Across the listing below, count the lines that mention the string "label". Reply with the figure only.

====================

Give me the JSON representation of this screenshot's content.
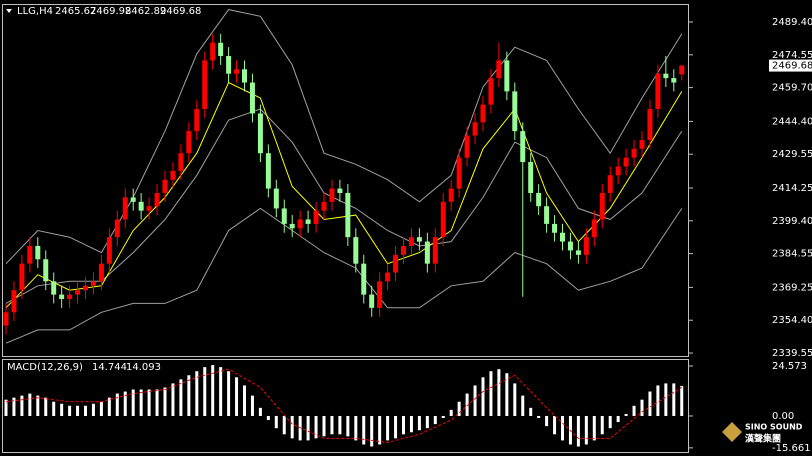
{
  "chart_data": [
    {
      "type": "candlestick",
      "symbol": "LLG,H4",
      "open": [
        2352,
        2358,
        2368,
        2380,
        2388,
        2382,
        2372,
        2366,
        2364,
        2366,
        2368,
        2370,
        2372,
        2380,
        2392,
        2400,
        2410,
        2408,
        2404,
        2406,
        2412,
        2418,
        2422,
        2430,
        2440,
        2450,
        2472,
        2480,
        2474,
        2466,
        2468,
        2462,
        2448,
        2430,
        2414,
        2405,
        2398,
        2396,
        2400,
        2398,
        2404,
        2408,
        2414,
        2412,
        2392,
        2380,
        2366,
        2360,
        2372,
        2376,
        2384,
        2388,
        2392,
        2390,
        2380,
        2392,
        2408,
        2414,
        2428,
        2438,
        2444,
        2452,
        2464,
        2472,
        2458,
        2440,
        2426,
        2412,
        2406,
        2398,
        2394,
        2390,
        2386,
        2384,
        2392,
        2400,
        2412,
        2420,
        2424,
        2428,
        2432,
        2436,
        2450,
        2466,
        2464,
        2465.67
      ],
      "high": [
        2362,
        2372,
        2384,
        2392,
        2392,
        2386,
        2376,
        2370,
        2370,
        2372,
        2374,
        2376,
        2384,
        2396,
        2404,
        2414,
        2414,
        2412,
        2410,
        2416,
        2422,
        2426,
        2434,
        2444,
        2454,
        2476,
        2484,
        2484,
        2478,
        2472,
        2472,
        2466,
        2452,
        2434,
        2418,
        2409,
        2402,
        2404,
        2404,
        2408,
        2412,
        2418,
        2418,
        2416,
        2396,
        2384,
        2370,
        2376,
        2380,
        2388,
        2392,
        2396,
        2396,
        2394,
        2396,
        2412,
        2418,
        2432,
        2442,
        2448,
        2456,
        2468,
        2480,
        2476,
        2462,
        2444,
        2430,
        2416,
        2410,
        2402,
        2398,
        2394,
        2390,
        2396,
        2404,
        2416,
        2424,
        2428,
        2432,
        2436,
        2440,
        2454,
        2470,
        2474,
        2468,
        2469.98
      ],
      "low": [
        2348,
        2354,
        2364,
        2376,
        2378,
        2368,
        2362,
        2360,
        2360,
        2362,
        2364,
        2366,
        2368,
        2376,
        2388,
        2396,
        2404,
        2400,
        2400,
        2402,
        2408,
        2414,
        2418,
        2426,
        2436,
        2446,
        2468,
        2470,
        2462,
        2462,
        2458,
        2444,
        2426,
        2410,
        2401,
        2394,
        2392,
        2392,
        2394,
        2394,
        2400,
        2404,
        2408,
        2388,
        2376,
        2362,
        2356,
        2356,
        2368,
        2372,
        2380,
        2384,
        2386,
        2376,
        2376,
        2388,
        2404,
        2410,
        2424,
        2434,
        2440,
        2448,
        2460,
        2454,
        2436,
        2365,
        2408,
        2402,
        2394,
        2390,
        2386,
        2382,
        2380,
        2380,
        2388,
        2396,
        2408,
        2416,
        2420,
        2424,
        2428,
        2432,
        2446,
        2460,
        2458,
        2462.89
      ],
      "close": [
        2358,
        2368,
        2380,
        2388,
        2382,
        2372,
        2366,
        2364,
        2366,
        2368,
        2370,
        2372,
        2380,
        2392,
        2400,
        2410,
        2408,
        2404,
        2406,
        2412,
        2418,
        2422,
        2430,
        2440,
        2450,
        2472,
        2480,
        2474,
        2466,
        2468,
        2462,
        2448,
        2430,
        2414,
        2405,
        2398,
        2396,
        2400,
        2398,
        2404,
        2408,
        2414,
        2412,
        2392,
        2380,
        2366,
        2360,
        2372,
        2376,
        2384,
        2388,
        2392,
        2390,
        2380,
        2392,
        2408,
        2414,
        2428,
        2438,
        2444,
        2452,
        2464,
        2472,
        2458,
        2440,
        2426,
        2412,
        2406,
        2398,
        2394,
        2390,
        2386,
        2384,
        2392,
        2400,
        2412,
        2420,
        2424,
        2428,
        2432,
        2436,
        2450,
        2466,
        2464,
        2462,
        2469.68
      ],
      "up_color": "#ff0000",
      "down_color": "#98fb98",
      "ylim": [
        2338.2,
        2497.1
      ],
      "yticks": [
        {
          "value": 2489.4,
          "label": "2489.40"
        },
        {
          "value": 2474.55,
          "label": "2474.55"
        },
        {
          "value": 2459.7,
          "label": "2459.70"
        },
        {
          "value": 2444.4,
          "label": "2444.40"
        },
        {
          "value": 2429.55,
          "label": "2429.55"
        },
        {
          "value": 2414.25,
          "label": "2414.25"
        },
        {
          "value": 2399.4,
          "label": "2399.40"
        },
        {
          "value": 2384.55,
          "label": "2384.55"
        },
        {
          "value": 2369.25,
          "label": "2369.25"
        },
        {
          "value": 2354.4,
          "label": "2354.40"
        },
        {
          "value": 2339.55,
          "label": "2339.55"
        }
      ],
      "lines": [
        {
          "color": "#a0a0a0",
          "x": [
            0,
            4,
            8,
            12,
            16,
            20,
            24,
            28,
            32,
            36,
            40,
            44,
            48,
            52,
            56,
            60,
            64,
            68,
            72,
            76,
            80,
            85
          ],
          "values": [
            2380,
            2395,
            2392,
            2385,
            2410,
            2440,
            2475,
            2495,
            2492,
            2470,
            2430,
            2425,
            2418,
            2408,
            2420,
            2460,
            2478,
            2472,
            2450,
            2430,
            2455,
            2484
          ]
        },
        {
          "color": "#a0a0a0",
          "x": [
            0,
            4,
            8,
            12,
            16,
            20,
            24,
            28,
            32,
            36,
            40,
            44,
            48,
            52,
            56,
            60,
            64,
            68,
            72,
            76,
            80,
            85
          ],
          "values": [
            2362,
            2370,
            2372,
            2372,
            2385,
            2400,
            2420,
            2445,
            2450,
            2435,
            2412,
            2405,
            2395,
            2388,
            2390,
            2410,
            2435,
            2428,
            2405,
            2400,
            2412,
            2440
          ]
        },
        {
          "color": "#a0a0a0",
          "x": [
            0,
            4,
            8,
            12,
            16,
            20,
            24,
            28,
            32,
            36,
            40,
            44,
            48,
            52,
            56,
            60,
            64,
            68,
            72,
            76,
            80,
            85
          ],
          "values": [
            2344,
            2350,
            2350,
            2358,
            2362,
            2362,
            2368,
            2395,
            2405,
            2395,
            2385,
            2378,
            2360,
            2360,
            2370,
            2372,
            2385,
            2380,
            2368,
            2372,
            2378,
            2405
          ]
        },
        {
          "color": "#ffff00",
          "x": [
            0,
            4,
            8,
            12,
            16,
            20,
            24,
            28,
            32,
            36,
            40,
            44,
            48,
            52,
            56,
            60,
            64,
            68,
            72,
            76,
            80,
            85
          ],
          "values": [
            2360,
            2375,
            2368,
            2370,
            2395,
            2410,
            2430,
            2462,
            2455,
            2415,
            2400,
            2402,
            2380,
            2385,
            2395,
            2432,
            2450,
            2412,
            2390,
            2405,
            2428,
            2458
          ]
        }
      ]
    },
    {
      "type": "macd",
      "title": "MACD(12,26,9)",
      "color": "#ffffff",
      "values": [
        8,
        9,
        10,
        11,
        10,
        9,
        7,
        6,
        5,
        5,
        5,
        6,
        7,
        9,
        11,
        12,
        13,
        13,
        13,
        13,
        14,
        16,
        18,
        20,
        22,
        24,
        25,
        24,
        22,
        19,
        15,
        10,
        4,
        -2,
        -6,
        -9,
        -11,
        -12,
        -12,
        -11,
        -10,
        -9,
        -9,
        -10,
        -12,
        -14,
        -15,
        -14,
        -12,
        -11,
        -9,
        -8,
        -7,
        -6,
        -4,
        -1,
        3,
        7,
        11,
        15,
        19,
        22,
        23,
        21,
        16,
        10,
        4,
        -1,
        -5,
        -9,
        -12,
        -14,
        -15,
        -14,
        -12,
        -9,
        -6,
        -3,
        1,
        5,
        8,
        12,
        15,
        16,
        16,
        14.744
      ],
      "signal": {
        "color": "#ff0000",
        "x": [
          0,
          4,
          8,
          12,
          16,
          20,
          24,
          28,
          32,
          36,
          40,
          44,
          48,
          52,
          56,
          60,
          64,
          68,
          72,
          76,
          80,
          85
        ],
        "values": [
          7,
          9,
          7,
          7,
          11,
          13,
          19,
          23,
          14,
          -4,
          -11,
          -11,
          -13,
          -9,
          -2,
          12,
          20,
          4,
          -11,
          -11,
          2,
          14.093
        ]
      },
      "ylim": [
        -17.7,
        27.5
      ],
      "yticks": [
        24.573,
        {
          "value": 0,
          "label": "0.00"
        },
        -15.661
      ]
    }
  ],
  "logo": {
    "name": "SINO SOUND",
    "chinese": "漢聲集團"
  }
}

====================

■ Result below: 12